::: Listing
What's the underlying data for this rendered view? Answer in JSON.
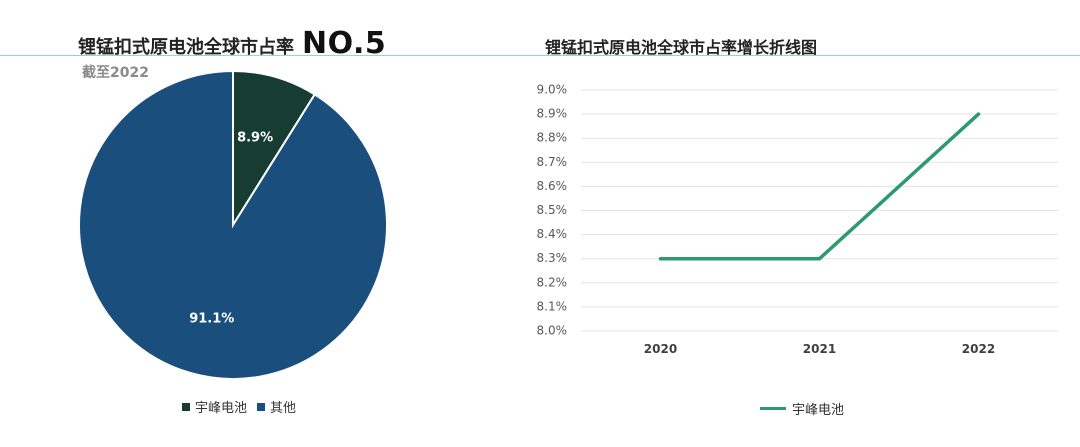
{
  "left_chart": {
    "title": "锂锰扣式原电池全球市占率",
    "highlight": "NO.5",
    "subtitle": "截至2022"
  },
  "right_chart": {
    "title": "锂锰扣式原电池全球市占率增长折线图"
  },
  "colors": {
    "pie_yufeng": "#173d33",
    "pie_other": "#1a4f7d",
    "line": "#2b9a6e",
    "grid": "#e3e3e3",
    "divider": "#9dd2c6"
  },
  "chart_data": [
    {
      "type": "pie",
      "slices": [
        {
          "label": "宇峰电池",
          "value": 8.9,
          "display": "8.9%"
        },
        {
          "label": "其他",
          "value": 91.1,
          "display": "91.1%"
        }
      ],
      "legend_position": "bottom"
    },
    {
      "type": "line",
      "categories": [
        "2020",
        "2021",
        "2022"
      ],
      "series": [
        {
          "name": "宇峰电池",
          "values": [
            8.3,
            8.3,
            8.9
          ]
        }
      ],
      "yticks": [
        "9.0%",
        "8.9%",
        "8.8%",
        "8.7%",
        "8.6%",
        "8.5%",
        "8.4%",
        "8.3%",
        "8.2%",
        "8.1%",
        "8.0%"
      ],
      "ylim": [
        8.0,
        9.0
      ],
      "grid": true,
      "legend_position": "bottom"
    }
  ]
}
::::::
The pictures should not be reproduced; quote all of the other material exactly.

What's the underlying data for this rendered view? Answer in JSON.
{
  "left_chart": {
    "title": "锂锰扣式原电池全球市占率",
    "highlight": "NO.5",
    "subtitle": "截至2022"
  },
  "right_chart": {
    "title": "锂锰扣式原电池全球市占率增长折线图"
  },
  "colors": {
    "pie_yufeng": "#173d33",
    "pie_other": "#1a4f7d",
    "line": "#2b9a6e",
    "grid": "#e3e3e3",
    "divider": "#9dd2c6"
  },
  "chart_data": [
    {
      "type": "pie",
      "slices": [
        {
          "label": "宇峰电池",
          "value": 8.9,
          "display": "8.9%"
        },
        {
          "label": "其他",
          "value": 91.1,
          "display": "91.1%"
        }
      ],
      "legend_position": "bottom"
    },
    {
      "type": "line",
      "categories": [
        "2020",
        "2021",
        "2022"
      ],
      "series": [
        {
          "name": "宇峰电池",
          "values": [
            8.3,
            8.3,
            8.9
          ]
        }
      ],
      "yticks": [
        "9.0%",
        "8.9%",
        "8.8%",
        "8.7%",
        "8.6%",
        "8.5%",
        "8.4%",
        "8.3%",
        "8.2%",
        "8.1%",
        "8.0%"
      ],
      "ylim": [
        8.0,
        9.0
      ],
      "grid": true,
      "legend_position": "bottom"
    }
  ]
}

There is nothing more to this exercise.